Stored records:
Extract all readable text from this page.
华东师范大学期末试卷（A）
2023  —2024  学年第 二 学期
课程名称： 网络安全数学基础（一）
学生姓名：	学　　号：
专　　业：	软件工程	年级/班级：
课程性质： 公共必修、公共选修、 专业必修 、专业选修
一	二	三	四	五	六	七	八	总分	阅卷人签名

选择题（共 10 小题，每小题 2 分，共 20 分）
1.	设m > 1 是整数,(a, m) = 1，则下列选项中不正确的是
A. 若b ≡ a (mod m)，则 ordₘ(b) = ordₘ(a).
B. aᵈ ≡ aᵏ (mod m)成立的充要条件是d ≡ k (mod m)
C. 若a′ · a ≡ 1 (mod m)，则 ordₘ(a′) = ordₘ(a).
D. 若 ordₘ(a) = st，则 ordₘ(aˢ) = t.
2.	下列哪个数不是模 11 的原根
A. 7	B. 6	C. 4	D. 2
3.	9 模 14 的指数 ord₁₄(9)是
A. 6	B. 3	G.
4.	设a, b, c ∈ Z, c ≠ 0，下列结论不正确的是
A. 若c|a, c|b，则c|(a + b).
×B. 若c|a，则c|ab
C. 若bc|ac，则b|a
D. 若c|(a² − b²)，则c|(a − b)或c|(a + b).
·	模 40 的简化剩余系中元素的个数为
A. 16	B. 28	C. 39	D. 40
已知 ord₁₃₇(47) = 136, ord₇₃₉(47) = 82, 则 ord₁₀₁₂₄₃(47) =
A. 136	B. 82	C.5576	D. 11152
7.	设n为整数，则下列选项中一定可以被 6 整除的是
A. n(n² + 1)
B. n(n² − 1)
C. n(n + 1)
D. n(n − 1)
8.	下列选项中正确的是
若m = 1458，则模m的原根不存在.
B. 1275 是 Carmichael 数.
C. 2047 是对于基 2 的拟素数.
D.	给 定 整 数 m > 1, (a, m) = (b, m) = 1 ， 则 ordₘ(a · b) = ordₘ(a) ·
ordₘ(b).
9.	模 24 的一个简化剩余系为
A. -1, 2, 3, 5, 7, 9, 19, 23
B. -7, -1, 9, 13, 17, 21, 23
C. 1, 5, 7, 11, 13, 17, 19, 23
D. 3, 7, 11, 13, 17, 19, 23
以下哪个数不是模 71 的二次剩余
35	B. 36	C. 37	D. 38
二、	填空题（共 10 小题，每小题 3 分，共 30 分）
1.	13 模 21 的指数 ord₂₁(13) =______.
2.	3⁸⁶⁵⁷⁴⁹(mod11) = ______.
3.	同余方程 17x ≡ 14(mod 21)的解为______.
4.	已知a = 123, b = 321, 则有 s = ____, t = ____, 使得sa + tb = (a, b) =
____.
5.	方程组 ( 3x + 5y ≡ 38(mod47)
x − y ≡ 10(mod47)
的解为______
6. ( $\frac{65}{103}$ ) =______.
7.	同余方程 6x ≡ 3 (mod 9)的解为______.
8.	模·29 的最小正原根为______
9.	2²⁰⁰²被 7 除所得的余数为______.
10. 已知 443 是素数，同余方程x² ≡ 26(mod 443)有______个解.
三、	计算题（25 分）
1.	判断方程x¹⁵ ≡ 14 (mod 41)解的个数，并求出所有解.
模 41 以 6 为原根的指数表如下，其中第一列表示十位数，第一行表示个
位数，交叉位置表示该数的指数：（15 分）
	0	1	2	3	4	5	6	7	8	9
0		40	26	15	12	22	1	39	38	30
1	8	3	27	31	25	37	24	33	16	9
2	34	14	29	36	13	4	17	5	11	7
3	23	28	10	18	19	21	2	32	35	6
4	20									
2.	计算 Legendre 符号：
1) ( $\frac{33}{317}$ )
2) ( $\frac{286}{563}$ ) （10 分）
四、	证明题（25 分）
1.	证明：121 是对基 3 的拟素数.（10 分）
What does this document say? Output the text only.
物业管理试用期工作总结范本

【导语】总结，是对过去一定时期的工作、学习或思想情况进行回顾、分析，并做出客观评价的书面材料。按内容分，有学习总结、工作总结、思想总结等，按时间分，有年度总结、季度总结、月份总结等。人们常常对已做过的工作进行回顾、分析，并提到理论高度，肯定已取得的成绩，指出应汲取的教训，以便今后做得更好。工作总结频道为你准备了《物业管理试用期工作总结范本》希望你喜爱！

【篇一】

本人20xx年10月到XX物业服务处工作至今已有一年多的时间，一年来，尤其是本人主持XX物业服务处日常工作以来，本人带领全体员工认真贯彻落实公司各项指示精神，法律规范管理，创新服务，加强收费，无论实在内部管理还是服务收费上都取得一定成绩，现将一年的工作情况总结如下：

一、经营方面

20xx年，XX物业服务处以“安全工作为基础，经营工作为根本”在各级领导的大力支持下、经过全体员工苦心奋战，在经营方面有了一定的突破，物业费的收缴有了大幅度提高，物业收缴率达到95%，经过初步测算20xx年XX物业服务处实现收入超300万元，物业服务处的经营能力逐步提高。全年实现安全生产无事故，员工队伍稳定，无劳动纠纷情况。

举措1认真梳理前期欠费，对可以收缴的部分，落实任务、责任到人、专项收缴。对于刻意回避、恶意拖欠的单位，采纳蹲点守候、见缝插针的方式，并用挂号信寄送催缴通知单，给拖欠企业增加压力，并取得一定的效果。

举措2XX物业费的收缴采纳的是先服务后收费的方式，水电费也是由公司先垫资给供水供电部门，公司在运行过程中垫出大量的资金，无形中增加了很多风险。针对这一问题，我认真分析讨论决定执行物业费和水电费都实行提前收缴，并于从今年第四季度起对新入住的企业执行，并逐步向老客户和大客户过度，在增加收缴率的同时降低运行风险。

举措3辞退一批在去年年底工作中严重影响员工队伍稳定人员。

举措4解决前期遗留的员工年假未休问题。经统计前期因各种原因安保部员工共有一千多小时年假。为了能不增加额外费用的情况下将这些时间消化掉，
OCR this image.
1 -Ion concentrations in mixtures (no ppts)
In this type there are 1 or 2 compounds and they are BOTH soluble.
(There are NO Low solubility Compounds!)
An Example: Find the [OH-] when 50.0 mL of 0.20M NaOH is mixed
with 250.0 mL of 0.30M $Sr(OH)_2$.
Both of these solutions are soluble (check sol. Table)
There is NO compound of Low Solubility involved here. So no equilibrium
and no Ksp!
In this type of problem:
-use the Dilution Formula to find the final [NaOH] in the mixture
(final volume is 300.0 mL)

◆ OBJECTIVE ◆
Copy, from the material, each line that holds the string "ordₘ".

◆ RESPONSE FOR THIS EXERCISE ◆
A. 若b ≡ a (mod m)，则 ordₘ(b) = ordₘ(a).
C. 若a′ · a ≡ 1 (mod m)，则 ordₘ(a′) = ordₘ(a).
D. 若 ordₘ(a) = st，则 ordₘ(aˢ) = t.
D.	给 定 整 数 m > 1, (a, m) = (b, m) = 1 ， 则 ordₘ(a · b) = ordₘ(a) ·
ordₘ(b).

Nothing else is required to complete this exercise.